[BEGIN DATA SUPPLIED]

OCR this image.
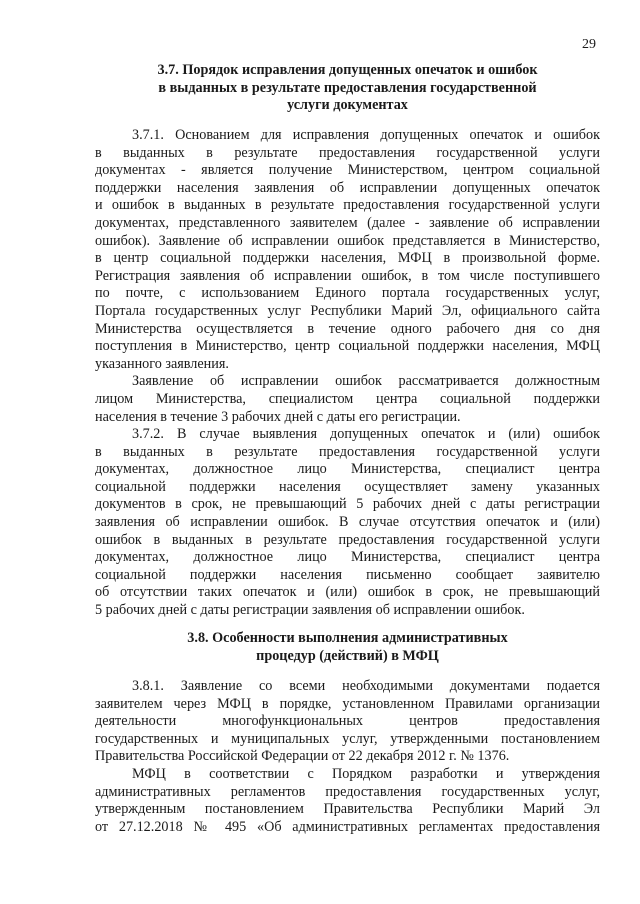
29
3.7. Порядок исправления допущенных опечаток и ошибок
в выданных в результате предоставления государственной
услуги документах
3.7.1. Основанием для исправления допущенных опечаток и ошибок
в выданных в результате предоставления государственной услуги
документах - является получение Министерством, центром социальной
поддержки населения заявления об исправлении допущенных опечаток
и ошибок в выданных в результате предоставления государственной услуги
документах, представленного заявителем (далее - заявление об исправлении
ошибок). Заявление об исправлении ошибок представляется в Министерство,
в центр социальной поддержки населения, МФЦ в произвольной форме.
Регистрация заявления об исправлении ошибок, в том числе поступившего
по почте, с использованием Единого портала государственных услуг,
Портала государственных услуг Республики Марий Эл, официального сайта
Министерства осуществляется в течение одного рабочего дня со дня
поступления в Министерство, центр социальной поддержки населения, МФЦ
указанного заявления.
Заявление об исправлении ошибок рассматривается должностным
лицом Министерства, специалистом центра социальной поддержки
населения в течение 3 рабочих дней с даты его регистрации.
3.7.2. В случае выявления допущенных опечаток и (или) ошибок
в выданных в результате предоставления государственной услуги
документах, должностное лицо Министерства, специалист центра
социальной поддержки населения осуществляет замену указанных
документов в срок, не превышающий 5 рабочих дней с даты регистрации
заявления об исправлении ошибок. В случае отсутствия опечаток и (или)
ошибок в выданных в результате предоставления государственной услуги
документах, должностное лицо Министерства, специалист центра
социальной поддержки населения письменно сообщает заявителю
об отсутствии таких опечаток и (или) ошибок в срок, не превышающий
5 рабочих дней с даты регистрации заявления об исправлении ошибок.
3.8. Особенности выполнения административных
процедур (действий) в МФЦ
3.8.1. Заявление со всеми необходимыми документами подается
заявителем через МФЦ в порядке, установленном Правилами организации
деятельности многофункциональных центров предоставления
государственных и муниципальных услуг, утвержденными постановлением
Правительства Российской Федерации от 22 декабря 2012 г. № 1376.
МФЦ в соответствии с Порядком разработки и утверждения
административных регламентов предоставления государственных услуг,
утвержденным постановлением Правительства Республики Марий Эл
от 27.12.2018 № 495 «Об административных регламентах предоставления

[END DATA SUPPLIED]

Which lines above contain the word "допущенных"? Copy each of them.

3.7. Порядок исправления допущенных опечаток и ошибок
3.7.1. Основанием для исправления допущенных опечаток и ошибок
поддержки населения заявления об исправлении допущенных опечаток
3.7.2. В случае выявления допущенных опечаток и (или) ошибок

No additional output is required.